» **Input rows**:
"""
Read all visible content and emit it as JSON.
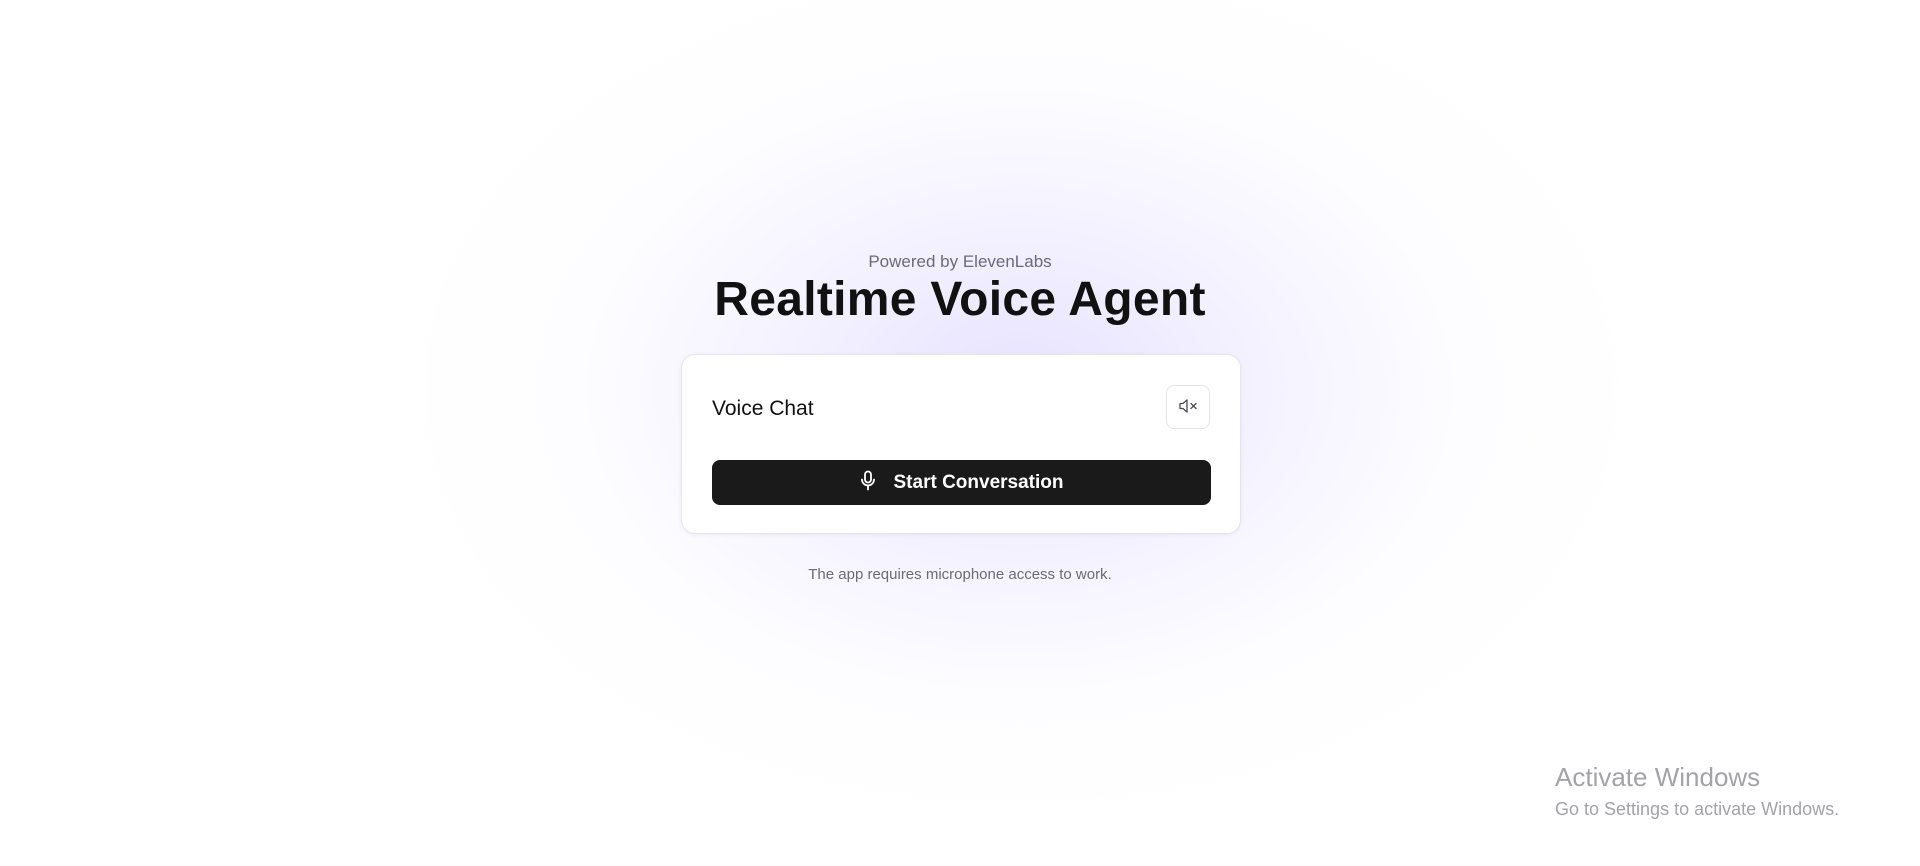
{
  "header": {
    "powered_by": "Powered by ElevenLabs",
    "title": "Realtime Voice Agent"
  },
  "card": {
    "title": "Voice Chat",
    "mute_icon": "speaker-muted-icon",
    "start_button": {
      "icon": "microphone-icon",
      "label": "Start Conversation"
    }
  },
  "footer": {
    "note": "The app requires microphone access to work."
  },
  "os_overlay": {
    "title": "Activate Windows",
    "subtitle": "Go to Settings to activate Windows."
  },
  "colors": {
    "button_bg": "#1a1a1a",
    "glow": "#e2ddff",
    "muted_text": "#6b6b76"
  }
}
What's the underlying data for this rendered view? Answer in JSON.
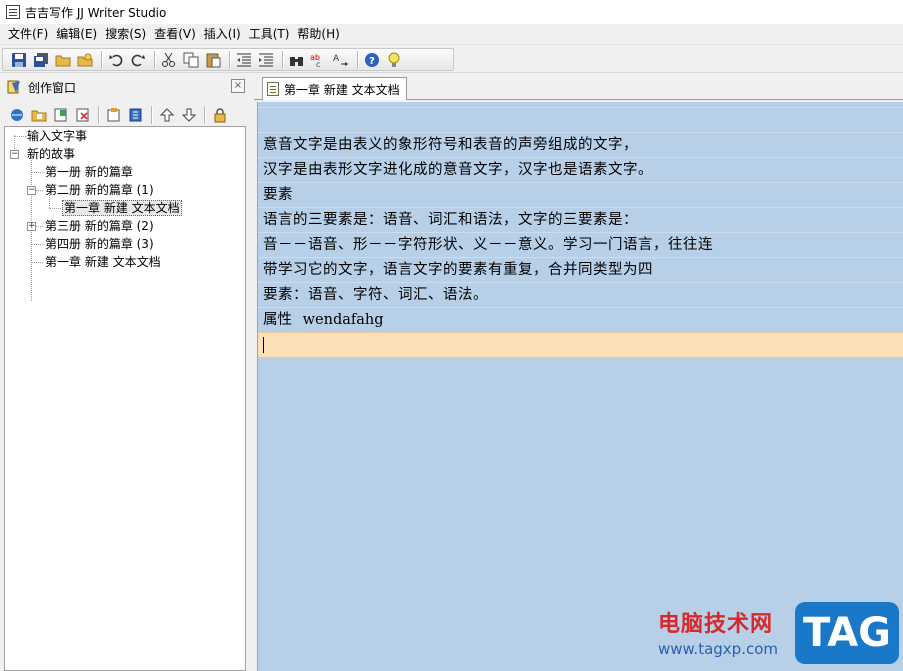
{
  "window": {
    "title": "吉吉写作 JJ Writer Studio"
  },
  "menu": [
    "文件(F)",
    "编辑(E)",
    "搜索(S)",
    "查看(V)",
    "插入(I)",
    "工具(T)",
    "帮助(H)"
  ],
  "toolbar": {
    "buttons": [
      "save-icon",
      "save-all-icon",
      "open-folder-icon",
      "export-icon",
      "undo-icon",
      "redo-icon",
      "cut-icon",
      "copy-icon",
      "paste-icon",
      "outdent-icon",
      "indent-icon",
      "find-icon",
      "spell-check-icon",
      "replace-icon",
      "help-icon",
      "tip-icon"
    ]
  },
  "left_panel": {
    "title": "创作窗口",
    "close_label": "⊠",
    "tree": [
      {
        "label": "输入文字事",
        "level": 0
      },
      {
        "label": "新的故事",
        "level": 0,
        "expander": "−"
      },
      {
        "label": "第一册 新的篇章",
        "level": 1
      },
      {
        "label": "第二册 新的篇章 (1)",
        "level": 1,
        "expander": "−"
      },
      {
        "label": "第一章 新建 文本文档",
        "level": 2,
        "selected": true
      },
      {
        "label": "第三册 新的篇章 (2)",
        "level": 1,
        "expander": "+"
      },
      {
        "label": "第四册 新的篇章 (3)",
        "level": 1
      },
      {
        "label": "第一章 新建 文本文档",
        "level": 1
      }
    ]
  },
  "editor": {
    "tab_label": "第一章 新建 文本文档",
    "lines": [
      "",
      "意音文字是由表义的象形符号和表音的声旁组成的文字，",
      "汉字是由表形文字进化成的意音文字，汉字也是语素文字。",
      "要素",
      "语言的三要素是：语音、词汇和语法，文字的三要素是：",
      "音－－语音、形－－字符形状、义－－意义。学习一门语言，往往连",
      "带学习它的文字，语言文字的要素有重复，合并同类型为四",
      "要素：语音、字符、词汇、语法。",
      "属性 wendafahg",
      ""
    ]
  },
  "watermark": {
    "text": "电脑技术网",
    "url": "www.tagxp.com",
    "tag": "TAG"
  }
}
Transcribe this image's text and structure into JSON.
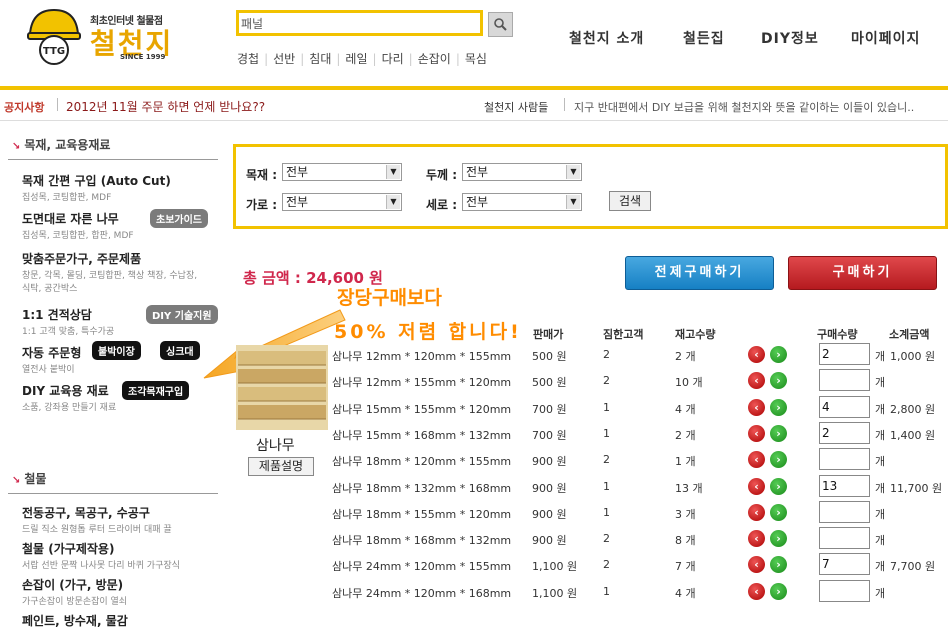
{
  "header": {
    "logo_sub": "최초인터넷 철물점",
    "logo_main": "철천지",
    "logo_since": "SINCE 1999",
    "search_placeholder": "패널",
    "categories": [
      "경첩",
      "선반",
      "침대",
      "레일",
      "다리",
      "손잡이",
      "목심"
    ],
    "nav": [
      "철천지 소개",
      "철든집",
      "DIY정보",
      "마이페이지"
    ]
  },
  "notice": {
    "label": "공지사항",
    "text": "2012년 11월 주문 하면 언제 받나요??",
    "people_label": "철천지 사람들",
    "people_text": "지구 반대편에서 DIY 보급을 위해 철천지와 뜻을 같이하는 이들이 있습니.."
  },
  "sidebar": {
    "section1": "목재, 교육용재료",
    "items": [
      {
        "title": "목재 간편 구입 (Auto Cut)",
        "desc": "집성목, 코팅합판, MDF"
      },
      {
        "title": "도면대로 자른 나무",
        "desc": "집성목, 코팅합판, 합판, MDF",
        "badge": "초보가이드"
      },
      {
        "title": "맞춤주문가구, 주문제품",
        "desc": "창문, 각목, 몰딩, 코팅합판, 책상 책장, 수납장, 식탁, 공간박스"
      },
      {
        "title": "1:1 견적상담",
        "desc": "1:1 고객 맞춤, 특수가공",
        "badge": "DIY 기술지원"
      },
      {
        "title": "자동 주문형",
        "desc": "열전사 붙박이",
        "badges": [
          "붙박이장",
          "싱크대"
        ]
      },
      {
        "title": "DIY 교육용 재료",
        "desc": "소품, 강좌용 만들기 재료",
        "badges": [
          "조각목재구입"
        ]
      }
    ],
    "section2": "철물",
    "items2": [
      {
        "title": "전동공구, 목공구, 수공구",
        "desc": "드릴 직소 원형톱 루터 드라이버 대패 끌"
      },
      {
        "title": "철물 (가구제작용)",
        "desc": "서랍 선반 문짝 나사못 다리 바퀴 가구장식"
      },
      {
        "title": "손잡이 (가구, 방문)",
        "desc": "가구손잡이 방문손잡이 열쇠"
      },
      {
        "title": "페인트, 방수재, 물감",
        "desc": ""
      }
    ]
  },
  "filter": {
    "labels": [
      "목재 :",
      "두께 :",
      "가로 :",
      "세로 :"
    ],
    "values": [
      "전부",
      "전부",
      "전부",
      "전부"
    ],
    "search_label": "검색"
  },
  "order": {
    "total_label": "총 금액 : 24,600 원",
    "buy_all_label": "전제구매하기",
    "buy_label": "구매하기",
    "promo1": "장당구매보다",
    "promo2": "50% 저렴 합니다!",
    "headers": {
      "price": "판매가",
      "min": "짐한고객",
      "stock": "재고수량",
      "qty": "구매수량",
      "subtotal": "소계금액"
    },
    "product_name": "삼나무",
    "product_desc_button": "제품설명",
    "rows": [
      {
        "name": "삼나무 12mm * 120mm * 155mm",
        "price": "500 원",
        "min": "2",
        "stock": "2 개",
        "qty": "2",
        "unit": "개",
        "subtotal": "1,000 원"
      },
      {
        "name": "삼나무 12mm * 155mm * 120mm",
        "price": "500 원",
        "min": "2",
        "stock": "10 개",
        "qty": "",
        "unit": "개",
        "subtotal": ""
      },
      {
        "name": "삼나무 15mm * 155mm * 120mm",
        "price": "700 원",
        "min": "1",
        "stock": "4 개",
        "qty": "4",
        "unit": "개",
        "subtotal": "2,800 원"
      },
      {
        "name": "삼나무 15mm * 168mm * 132mm",
        "price": "700 원",
        "min": "1",
        "stock": "2 개",
        "qty": "2",
        "unit": "개",
        "subtotal": "1,400 원"
      },
      {
        "name": "삼나무 18mm * 120mm * 155mm",
        "price": "900 원",
        "min": "2",
        "stock": "1 개",
        "qty": "",
        "unit": "개",
        "subtotal": ""
      },
      {
        "name": "삼나무 18mm * 132mm * 168mm",
        "price": "900 원",
        "min": "1",
        "stock": "13 개",
        "qty": "13",
        "unit": "개",
        "subtotal": "11,700 원"
      },
      {
        "name": "삼나무 18mm * 155mm * 120mm",
        "price": "900 원",
        "min": "1",
        "stock": "3 개",
        "qty": "",
        "unit": "개",
        "subtotal": ""
      },
      {
        "name": "삼나무 18mm * 168mm * 132mm",
        "price": "900 원",
        "min": "2",
        "stock": "8 개",
        "qty": "",
        "unit": "개",
        "subtotal": ""
      },
      {
        "name": "삼나무 24mm * 120mm * 155mm",
        "price": "1,100 원",
        "min": "2",
        "stock": "7 개",
        "qty": "7",
        "unit": "개",
        "subtotal": "7,700 원"
      },
      {
        "name": "삼나무 24mm * 120mm * 168mm",
        "price": "1,100 원",
        "min": "1",
        "stock": "4 개",
        "qty": "",
        "unit": "개",
        "subtotal": ""
      }
    ]
  },
  "colors": {
    "accent": "#f2c200",
    "total": "#d0274c",
    "promo": "#ff8c00",
    "buy_all": "#1680c4",
    "buy": "#b51a1f"
  }
}
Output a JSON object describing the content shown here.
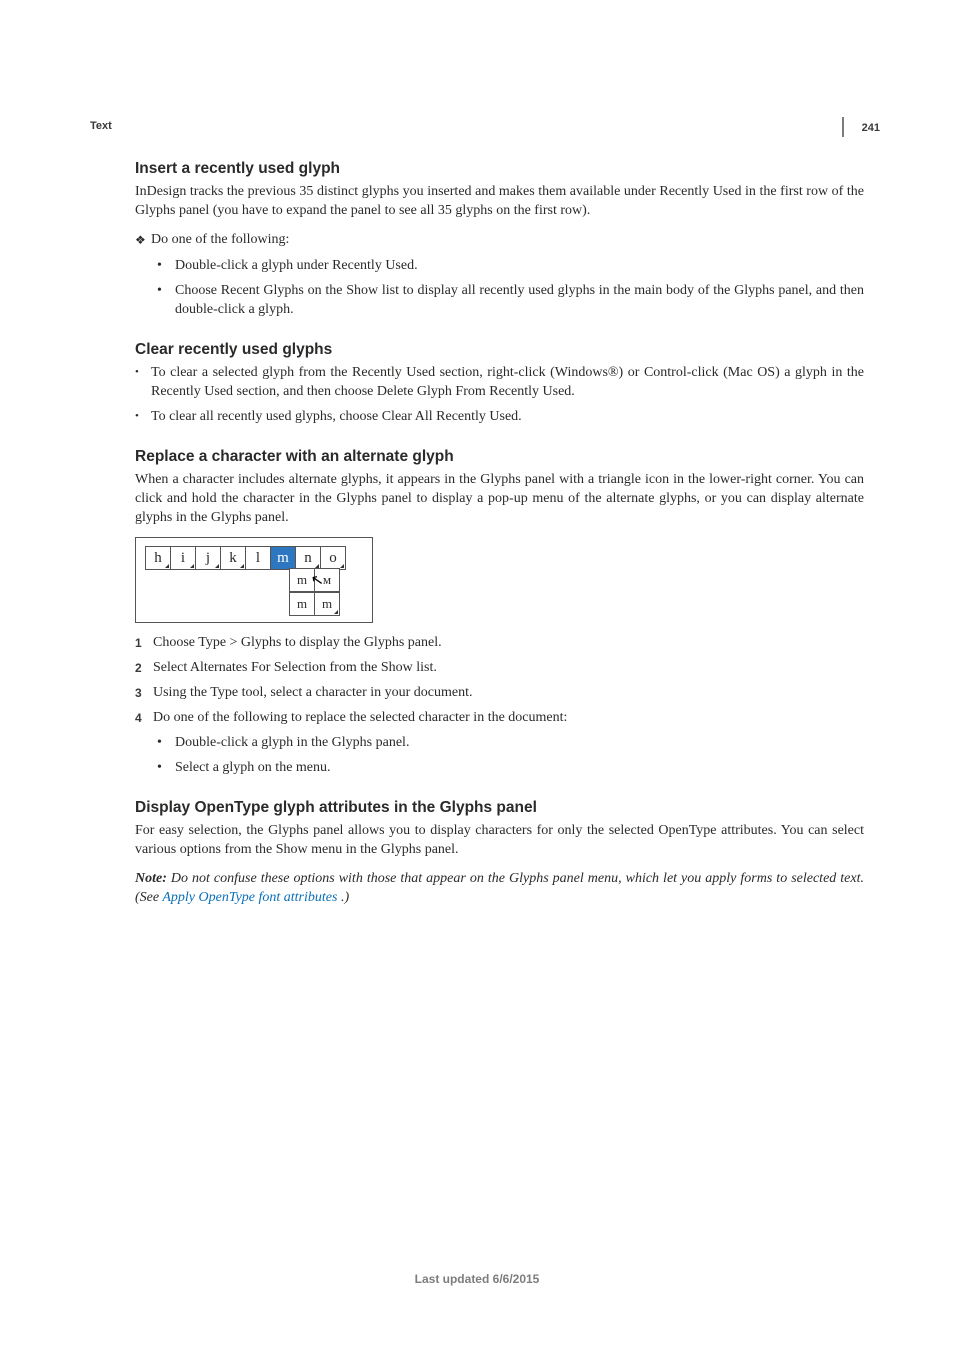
"""
» **What you should do**: Find the lines above holding the word "microphone" and show them.

» **Written answer**:
      "icon": "microphone-icon",
    "note": "The app requires microphone access to work."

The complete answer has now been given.